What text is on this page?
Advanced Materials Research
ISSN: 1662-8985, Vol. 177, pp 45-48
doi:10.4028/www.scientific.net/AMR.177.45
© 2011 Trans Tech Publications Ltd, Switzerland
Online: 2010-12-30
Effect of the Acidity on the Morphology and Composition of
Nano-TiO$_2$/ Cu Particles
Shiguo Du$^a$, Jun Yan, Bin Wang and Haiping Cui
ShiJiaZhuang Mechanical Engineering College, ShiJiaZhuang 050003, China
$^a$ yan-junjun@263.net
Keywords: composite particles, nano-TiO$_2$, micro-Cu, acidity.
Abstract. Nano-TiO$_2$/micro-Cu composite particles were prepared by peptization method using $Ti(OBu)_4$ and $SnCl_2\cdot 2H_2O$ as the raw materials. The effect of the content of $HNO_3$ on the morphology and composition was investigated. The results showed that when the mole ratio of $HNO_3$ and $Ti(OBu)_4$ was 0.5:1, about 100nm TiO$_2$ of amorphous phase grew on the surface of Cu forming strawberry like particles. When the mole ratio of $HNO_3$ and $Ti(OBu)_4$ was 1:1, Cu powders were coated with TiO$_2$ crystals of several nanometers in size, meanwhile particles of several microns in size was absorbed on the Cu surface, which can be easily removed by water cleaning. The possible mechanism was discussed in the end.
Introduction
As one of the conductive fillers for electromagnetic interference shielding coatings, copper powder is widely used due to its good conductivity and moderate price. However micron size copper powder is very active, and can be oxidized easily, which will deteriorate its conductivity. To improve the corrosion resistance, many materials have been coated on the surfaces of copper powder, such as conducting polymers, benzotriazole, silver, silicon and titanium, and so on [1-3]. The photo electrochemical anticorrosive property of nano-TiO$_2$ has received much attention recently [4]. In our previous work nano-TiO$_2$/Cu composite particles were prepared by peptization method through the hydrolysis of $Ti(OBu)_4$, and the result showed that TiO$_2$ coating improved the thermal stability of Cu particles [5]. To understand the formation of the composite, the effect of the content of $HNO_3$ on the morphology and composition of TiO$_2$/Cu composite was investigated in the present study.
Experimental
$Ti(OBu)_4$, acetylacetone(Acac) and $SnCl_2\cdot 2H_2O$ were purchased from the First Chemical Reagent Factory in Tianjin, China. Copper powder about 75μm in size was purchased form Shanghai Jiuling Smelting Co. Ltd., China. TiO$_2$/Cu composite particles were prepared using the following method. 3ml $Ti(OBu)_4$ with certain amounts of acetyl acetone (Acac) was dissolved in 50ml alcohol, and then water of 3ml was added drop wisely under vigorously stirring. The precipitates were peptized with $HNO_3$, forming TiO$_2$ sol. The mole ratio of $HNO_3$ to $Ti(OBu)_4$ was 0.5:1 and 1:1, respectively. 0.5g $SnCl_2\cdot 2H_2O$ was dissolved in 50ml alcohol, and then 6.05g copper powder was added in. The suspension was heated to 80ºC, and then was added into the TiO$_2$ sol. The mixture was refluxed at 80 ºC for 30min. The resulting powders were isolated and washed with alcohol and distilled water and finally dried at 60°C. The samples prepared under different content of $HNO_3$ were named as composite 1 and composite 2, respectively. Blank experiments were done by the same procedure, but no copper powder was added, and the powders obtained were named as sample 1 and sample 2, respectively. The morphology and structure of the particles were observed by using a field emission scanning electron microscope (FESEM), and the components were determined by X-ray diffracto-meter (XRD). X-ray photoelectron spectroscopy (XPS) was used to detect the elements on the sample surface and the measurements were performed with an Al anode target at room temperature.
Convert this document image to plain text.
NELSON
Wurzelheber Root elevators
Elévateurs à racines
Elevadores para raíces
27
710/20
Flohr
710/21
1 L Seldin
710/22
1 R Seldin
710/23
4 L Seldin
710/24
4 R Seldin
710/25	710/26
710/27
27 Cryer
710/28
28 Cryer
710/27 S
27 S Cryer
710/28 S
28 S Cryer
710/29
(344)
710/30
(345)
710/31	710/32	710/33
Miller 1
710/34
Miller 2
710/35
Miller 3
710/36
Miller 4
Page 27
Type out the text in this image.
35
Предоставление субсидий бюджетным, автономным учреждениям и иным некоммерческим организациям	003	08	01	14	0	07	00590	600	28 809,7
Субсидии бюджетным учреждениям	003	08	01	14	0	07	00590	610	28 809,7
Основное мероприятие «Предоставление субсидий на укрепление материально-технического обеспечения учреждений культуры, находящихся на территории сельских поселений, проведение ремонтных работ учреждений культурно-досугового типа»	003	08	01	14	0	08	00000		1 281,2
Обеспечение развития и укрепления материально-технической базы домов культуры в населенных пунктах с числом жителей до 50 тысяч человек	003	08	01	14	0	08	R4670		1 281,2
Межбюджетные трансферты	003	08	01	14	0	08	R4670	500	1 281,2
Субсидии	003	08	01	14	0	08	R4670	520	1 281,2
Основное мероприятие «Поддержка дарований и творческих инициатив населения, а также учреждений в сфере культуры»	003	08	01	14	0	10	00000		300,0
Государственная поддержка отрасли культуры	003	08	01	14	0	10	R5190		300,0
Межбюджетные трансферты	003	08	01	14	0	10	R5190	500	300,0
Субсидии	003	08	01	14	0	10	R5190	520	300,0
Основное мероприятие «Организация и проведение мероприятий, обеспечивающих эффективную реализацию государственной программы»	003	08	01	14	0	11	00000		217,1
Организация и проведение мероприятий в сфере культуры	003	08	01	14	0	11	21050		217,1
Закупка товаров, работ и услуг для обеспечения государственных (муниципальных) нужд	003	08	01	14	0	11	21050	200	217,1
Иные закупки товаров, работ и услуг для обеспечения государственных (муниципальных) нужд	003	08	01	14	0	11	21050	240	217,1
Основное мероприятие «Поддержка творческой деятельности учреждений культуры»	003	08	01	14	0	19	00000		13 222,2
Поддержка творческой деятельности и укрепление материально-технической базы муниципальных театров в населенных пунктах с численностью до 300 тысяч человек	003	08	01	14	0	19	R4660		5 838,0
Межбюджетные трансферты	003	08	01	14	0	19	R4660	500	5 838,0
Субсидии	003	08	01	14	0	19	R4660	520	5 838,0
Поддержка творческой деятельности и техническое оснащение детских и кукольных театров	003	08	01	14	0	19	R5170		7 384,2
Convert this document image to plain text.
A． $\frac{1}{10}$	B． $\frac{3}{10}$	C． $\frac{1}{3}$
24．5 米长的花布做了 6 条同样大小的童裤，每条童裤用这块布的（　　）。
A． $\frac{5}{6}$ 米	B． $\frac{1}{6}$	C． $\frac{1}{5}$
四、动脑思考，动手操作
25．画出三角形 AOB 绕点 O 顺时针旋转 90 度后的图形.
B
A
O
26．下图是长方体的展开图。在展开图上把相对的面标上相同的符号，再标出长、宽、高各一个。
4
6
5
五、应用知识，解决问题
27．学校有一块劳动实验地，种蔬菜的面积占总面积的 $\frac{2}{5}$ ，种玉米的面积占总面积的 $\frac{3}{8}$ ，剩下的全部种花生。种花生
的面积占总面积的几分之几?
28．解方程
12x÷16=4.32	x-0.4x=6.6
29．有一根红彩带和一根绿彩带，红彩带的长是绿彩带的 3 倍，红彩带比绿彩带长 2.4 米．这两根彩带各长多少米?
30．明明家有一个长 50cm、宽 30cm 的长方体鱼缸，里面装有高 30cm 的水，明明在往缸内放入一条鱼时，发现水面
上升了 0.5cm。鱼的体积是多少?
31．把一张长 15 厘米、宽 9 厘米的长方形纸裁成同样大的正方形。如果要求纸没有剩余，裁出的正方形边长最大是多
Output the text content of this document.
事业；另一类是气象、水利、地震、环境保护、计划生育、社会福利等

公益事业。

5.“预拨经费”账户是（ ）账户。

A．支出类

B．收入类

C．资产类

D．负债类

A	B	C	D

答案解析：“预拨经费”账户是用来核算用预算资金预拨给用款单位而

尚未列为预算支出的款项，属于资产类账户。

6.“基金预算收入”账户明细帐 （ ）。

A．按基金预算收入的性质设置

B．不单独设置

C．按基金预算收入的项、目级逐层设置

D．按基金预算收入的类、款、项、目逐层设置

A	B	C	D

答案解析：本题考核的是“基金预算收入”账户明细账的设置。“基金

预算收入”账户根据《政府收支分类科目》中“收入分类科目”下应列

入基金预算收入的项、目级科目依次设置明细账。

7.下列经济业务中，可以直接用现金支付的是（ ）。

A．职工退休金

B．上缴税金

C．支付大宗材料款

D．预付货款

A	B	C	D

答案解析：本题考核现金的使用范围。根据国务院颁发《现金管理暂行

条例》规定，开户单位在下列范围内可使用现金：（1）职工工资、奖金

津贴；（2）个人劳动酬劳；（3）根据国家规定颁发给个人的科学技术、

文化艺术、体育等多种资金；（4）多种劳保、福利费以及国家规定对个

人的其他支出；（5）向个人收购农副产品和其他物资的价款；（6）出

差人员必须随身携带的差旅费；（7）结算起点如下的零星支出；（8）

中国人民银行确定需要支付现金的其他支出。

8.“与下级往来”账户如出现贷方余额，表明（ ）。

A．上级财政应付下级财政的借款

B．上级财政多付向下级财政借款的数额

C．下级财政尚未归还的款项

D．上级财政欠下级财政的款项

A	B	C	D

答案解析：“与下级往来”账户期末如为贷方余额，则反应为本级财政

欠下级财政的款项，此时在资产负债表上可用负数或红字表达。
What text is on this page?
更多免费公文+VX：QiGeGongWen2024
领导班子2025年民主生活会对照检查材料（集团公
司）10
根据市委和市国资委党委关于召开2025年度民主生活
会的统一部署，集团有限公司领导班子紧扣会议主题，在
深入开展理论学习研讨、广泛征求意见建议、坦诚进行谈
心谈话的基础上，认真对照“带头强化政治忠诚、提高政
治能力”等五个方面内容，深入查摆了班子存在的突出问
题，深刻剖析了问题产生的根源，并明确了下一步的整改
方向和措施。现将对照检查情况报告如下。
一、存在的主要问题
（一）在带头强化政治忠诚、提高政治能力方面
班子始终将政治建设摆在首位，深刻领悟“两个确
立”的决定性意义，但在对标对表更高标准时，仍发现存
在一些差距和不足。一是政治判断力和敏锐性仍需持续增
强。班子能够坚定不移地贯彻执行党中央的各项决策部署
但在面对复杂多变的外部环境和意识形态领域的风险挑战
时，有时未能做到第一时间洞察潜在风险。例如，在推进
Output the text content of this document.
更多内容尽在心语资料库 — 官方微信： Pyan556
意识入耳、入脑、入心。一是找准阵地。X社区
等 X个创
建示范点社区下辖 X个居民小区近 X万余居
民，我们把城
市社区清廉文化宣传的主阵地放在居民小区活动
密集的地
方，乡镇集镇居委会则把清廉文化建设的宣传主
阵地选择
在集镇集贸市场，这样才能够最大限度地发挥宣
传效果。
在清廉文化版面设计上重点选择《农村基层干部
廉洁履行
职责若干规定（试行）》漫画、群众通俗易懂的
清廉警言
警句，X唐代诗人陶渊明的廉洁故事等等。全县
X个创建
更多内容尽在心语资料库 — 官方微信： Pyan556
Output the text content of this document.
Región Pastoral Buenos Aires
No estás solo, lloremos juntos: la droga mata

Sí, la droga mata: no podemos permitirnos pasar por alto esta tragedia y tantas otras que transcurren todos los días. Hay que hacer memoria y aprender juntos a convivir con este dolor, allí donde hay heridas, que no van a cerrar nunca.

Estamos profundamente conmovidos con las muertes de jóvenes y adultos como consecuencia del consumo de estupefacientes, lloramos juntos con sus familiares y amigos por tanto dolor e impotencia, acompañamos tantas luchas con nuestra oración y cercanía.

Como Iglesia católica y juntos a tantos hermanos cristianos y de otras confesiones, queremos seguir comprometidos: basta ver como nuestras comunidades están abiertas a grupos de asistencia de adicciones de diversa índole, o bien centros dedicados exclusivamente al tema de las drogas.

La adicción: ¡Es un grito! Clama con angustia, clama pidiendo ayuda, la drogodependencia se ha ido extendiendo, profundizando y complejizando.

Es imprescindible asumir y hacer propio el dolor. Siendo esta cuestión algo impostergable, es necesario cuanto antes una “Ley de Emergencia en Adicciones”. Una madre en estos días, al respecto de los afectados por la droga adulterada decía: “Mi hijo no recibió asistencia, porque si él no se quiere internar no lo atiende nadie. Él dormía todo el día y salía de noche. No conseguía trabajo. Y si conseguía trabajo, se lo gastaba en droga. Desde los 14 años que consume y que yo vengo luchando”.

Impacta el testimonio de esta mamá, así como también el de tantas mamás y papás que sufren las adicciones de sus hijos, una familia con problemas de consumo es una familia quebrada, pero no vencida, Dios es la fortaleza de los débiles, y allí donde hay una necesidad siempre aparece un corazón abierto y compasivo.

== To be done ==
Copy out every line with the word "пунктах".

== Solution below ==
Обеспечение развития и укрепления материально-технической базы домов культуры в населенных пунктах с числом жителей до 50 тысяч человек	003	08	01	14	0	08	R4670		1 281,2
Поддержка творческой деятельности и укрепление материально-технической базы муниципальных театров в населенных пунктах с численностью до 300 тысяч человек	003	08	01	14	0	19	R4660		5 838,0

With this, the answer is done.